WHAT YOU HAVE TO DO
Transcribe the material exactly. Images do not belong in the copy.

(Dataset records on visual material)

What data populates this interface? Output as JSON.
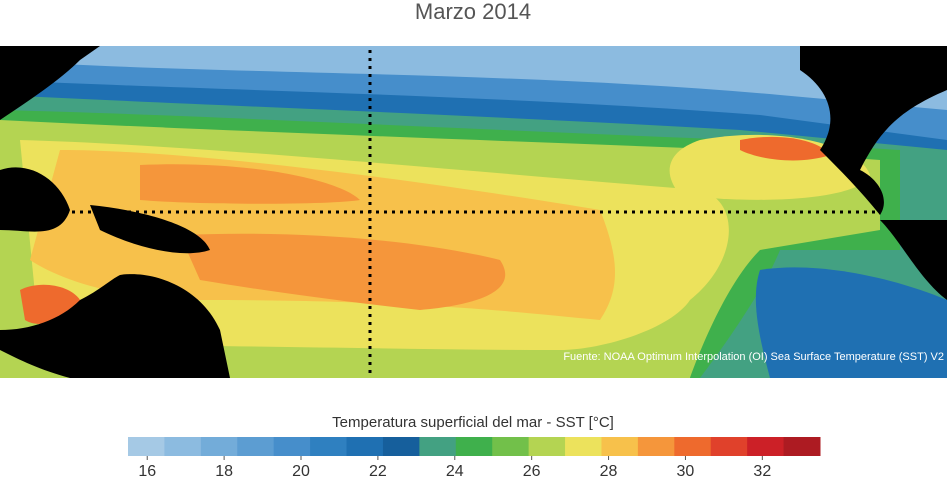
{
  "title": "Marzo 2014",
  "source": "Fuente: NOAA Optimum Interpolation (OI) Sea Surface Temperature (SST) V2",
  "colorbar": {
    "label": "Temperatura superficial del mar - SST  [°C]",
    "clim": [
      15.5,
      33.5
    ],
    "colors": [
      "#a5c9e5",
      "#8cbbe0",
      "#73acd9",
      "#5c9dd2",
      "#468ecb",
      "#2f80c0",
      "#1f70b2",
      "#165f9c",
      "#43a182",
      "#3fb04c",
      "#72c04a",
      "#b4d452",
      "#ece25c",
      "#f7c14b",
      "#f5963b",
      "#ee6a2d",
      "#e0412b",
      "#cc2027",
      "#ad1b22"
    ],
    "ticks": [
      16,
      18,
      20,
      22,
      24,
      26,
      28,
      30,
      32
    ]
  }
}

RESULT OF THE EXERCISE
What data populates this interface? Output as JSON.
{
  "title": "Marzo 2014",
  "source": "Fuente: NOAA Optimum Interpolation (OI) Sea Surface Temperature (SST) V2",
  "colorbar": {
    "label": "Temperatura superficial del mar - SST  [°C]",
    "clim": [
      15.5,
      33.5
    ],
    "colors": [
      "#a5c9e5",
      "#8cbbe0",
      "#73acd9",
      "#5c9dd2",
      "#468ecb",
      "#2f80c0",
      "#1f70b2",
      "#165f9c",
      "#43a182",
      "#3fb04c",
      "#72c04a",
      "#b4d452",
      "#ece25c",
      "#f7c14b",
      "#f5963b",
      "#ee6a2d",
      "#e0412b",
      "#cc2027",
      "#ad1b22"
    ],
    "ticks": [
      16,
      18,
      20,
      22,
      24,
      26,
      28,
      30,
      32
    ]
  }
}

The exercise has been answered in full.